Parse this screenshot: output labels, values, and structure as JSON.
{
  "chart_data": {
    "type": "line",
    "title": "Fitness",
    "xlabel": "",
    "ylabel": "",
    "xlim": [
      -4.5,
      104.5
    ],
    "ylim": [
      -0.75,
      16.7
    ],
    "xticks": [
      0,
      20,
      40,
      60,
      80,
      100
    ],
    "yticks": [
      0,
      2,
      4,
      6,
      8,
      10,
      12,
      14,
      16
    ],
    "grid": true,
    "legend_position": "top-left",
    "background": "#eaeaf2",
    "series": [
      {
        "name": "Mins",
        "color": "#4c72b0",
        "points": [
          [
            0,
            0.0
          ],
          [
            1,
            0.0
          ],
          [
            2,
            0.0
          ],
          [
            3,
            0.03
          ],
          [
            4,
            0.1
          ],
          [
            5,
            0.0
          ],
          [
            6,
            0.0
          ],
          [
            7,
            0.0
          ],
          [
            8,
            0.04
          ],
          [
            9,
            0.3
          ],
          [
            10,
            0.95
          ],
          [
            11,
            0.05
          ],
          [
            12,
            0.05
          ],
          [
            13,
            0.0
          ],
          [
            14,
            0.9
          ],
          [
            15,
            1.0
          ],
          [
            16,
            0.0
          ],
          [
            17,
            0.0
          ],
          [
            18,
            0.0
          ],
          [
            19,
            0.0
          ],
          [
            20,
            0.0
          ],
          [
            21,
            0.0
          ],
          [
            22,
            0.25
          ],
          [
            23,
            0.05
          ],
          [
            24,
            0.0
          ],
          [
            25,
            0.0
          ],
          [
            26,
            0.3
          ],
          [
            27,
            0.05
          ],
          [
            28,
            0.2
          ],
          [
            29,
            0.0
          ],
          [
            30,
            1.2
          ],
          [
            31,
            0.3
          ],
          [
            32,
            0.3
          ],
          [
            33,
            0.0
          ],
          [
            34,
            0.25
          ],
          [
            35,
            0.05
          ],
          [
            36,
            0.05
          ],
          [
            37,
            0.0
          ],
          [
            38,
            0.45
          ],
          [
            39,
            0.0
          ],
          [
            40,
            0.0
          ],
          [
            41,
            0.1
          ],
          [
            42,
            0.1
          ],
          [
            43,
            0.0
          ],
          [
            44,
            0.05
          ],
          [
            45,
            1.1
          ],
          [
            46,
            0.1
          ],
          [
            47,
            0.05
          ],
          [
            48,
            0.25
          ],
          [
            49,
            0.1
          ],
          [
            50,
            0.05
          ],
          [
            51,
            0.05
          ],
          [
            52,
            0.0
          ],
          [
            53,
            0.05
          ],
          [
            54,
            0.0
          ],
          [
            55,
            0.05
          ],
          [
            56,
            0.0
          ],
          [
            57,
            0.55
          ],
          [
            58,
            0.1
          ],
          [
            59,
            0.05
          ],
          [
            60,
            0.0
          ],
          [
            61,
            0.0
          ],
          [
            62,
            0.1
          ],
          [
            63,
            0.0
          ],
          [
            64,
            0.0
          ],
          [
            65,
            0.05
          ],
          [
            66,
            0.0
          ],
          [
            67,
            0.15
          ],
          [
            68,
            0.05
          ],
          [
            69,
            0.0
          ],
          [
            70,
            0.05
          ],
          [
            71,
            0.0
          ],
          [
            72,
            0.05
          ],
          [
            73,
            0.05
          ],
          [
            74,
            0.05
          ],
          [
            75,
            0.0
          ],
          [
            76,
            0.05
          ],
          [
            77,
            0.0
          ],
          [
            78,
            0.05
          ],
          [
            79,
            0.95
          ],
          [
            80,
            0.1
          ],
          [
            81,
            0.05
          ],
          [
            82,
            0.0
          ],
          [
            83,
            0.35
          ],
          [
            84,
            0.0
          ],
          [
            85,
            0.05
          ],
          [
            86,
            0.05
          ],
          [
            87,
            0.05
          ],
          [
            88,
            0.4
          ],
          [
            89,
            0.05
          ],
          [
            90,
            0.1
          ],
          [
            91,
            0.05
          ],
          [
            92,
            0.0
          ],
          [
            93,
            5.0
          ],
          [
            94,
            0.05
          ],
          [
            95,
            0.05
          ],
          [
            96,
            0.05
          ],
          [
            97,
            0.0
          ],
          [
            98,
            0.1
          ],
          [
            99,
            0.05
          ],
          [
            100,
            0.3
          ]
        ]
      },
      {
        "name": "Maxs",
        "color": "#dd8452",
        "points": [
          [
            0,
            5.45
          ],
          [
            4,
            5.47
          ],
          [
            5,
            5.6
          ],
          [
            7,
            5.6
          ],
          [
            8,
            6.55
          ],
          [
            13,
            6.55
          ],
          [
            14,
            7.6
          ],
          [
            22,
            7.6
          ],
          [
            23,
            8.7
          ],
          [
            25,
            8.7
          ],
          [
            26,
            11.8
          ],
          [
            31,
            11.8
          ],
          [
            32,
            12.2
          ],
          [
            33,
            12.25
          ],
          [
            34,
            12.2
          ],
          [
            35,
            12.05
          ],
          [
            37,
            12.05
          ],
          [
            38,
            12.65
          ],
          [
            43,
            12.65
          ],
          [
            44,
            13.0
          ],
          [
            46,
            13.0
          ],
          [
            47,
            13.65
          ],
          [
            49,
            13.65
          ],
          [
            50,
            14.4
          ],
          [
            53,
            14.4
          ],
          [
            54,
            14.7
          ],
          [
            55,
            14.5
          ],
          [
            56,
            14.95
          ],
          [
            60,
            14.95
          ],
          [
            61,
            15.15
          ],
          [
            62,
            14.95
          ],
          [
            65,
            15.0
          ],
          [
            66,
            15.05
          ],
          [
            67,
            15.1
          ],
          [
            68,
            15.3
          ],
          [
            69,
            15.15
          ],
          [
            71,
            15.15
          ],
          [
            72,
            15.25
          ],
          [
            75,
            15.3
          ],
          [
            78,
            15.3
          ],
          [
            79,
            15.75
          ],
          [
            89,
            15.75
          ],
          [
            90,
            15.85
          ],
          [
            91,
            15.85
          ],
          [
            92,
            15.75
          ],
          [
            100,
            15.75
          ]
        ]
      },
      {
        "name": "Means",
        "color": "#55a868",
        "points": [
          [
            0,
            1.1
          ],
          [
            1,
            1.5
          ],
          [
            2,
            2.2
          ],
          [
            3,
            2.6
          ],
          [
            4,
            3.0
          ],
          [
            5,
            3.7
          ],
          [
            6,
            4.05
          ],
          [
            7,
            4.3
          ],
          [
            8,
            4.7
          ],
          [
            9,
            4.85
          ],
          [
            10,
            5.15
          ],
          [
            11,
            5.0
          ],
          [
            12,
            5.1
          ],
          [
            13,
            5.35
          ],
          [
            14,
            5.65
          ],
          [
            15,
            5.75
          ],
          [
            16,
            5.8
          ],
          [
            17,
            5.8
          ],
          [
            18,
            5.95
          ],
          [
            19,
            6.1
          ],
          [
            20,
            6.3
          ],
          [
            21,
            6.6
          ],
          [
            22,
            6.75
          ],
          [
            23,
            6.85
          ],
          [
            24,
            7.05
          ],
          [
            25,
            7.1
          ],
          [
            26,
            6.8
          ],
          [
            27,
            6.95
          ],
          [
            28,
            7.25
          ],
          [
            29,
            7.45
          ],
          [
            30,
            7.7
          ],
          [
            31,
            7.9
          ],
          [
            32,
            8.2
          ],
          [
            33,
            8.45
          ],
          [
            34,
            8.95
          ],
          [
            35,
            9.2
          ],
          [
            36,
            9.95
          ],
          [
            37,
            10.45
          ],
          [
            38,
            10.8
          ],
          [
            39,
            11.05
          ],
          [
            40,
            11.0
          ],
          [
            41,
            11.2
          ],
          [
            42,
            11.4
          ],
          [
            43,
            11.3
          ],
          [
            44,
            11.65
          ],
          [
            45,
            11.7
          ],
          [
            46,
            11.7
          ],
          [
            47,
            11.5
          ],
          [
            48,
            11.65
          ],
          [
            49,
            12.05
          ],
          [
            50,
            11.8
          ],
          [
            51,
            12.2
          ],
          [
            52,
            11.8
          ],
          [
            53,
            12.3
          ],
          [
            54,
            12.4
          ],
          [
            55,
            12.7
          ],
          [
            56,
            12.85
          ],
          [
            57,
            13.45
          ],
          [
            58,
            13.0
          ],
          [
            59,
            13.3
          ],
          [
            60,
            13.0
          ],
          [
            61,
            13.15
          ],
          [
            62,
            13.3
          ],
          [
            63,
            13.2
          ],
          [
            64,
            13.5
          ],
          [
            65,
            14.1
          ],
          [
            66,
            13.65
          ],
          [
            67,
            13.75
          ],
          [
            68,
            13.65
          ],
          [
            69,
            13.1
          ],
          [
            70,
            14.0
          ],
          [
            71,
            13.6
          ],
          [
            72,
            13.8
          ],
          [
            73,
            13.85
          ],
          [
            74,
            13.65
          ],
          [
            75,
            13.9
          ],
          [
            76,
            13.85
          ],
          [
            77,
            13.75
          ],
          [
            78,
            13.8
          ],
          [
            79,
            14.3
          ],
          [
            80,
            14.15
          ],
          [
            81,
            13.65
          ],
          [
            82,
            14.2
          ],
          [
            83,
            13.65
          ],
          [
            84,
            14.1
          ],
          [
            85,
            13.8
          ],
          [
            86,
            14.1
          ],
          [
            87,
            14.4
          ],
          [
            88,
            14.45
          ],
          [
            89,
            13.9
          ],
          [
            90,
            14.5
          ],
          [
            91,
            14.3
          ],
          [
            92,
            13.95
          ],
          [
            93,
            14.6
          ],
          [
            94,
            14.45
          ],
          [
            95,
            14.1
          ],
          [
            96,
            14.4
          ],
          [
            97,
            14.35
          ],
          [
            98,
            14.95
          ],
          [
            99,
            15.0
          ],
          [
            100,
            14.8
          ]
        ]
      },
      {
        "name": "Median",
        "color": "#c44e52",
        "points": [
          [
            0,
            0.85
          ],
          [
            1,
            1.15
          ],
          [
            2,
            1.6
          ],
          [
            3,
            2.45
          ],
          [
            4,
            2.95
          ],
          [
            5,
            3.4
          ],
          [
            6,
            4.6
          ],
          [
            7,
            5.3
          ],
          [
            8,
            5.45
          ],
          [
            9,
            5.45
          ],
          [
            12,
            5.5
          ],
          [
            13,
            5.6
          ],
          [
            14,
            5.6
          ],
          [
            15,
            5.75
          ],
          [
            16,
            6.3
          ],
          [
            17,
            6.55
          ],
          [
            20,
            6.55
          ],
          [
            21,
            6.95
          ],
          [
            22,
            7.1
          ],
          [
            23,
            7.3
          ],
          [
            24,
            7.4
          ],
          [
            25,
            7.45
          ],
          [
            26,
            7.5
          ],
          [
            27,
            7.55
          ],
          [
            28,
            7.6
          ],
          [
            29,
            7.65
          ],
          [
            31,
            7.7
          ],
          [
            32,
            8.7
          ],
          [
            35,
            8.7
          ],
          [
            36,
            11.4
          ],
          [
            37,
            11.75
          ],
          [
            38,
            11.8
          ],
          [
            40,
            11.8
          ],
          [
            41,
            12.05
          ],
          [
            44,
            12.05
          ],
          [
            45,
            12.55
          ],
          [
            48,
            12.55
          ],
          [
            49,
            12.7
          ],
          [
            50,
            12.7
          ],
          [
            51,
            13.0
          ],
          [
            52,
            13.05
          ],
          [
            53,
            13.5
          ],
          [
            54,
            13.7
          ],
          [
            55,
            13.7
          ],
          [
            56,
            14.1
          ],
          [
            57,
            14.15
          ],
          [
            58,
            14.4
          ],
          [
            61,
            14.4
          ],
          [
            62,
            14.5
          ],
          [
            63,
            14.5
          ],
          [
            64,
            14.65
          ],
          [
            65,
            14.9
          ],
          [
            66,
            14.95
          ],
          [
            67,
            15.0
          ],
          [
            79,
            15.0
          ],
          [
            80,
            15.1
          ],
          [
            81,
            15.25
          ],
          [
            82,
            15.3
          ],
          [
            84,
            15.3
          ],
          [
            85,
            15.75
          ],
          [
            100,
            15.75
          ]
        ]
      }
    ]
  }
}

————

### [Aim]
Return nothing except the number of lines that include the string "name".

### [Response to this exercise]
4